Rows from a figure dataset:
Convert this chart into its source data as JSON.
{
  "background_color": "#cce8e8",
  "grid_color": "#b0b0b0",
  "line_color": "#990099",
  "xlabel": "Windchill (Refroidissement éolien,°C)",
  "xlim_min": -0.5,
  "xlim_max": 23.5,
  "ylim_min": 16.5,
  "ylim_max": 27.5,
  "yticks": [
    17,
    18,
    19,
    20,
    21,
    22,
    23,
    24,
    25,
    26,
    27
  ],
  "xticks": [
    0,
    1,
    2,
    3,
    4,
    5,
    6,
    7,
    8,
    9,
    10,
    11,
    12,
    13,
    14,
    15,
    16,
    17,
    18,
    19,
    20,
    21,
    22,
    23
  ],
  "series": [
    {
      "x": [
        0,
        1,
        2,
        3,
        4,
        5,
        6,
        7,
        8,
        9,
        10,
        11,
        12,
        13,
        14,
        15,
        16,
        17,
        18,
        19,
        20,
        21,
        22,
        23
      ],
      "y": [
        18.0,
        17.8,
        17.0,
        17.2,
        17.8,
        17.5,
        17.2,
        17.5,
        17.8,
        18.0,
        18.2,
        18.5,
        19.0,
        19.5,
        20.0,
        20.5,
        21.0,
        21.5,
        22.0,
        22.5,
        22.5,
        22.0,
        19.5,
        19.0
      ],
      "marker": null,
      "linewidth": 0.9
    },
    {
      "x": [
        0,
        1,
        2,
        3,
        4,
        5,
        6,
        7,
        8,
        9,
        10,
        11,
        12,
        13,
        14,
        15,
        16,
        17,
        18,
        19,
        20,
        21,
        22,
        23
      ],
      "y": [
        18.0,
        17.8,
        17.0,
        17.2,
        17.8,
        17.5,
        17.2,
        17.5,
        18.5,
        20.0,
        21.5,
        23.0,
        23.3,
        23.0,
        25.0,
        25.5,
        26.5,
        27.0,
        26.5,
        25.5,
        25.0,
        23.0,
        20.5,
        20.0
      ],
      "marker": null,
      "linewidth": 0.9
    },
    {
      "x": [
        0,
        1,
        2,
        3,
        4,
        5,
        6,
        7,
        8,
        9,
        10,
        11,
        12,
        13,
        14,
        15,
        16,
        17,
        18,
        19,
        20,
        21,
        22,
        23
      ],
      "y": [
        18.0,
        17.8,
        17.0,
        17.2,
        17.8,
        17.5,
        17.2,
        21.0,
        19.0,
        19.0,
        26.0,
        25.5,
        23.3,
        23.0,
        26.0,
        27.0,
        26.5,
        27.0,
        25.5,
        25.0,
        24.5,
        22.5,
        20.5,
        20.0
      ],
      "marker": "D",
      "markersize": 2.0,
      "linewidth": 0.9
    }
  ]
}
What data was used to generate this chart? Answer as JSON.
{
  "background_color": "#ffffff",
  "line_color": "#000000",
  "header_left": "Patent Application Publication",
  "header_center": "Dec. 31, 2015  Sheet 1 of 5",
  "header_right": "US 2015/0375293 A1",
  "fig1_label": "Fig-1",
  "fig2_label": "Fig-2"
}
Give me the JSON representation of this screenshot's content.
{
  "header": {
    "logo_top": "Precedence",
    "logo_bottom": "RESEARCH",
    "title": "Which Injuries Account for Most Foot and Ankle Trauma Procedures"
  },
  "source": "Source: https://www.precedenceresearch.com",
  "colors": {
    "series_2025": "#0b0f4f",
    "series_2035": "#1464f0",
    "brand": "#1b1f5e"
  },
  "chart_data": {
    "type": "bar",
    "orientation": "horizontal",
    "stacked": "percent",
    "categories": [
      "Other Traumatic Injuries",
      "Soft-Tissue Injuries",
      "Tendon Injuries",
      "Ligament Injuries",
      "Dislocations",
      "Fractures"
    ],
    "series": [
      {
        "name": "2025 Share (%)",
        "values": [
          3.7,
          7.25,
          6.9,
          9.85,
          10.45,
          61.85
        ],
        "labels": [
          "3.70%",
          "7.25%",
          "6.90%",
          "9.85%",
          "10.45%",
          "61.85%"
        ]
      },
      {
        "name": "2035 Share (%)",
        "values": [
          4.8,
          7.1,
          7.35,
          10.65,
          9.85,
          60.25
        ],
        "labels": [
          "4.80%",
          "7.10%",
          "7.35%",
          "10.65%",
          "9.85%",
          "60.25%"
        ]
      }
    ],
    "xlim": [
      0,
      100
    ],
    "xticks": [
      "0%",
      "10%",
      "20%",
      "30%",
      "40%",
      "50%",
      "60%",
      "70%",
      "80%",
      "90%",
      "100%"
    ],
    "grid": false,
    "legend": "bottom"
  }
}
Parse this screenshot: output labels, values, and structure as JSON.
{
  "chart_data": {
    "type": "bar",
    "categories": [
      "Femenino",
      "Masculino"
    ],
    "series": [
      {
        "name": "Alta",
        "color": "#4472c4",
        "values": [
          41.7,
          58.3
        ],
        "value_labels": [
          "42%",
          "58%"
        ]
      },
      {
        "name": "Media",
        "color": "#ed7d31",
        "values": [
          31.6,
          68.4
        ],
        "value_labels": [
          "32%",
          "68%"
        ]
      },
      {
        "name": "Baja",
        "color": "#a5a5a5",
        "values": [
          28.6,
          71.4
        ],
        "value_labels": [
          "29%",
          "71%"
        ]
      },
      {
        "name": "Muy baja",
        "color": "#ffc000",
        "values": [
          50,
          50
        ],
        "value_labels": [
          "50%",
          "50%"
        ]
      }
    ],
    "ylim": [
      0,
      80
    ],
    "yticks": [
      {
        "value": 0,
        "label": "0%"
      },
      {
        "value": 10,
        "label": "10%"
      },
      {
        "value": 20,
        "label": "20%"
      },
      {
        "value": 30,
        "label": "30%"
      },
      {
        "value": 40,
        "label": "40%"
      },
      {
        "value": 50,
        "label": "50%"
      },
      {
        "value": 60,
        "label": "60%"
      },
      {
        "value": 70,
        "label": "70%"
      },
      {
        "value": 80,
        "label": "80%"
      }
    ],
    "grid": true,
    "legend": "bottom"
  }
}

Instructions for the task: Pick out the lines that have the word "name". Copy them all.

Response to the exercise:
        "name": "2025 Share (%)",
        "name": "2035 Share (%)",
        "name": "Alta",
        "name": "Media",
        "name": "Baja",
        "name": "Muy baja",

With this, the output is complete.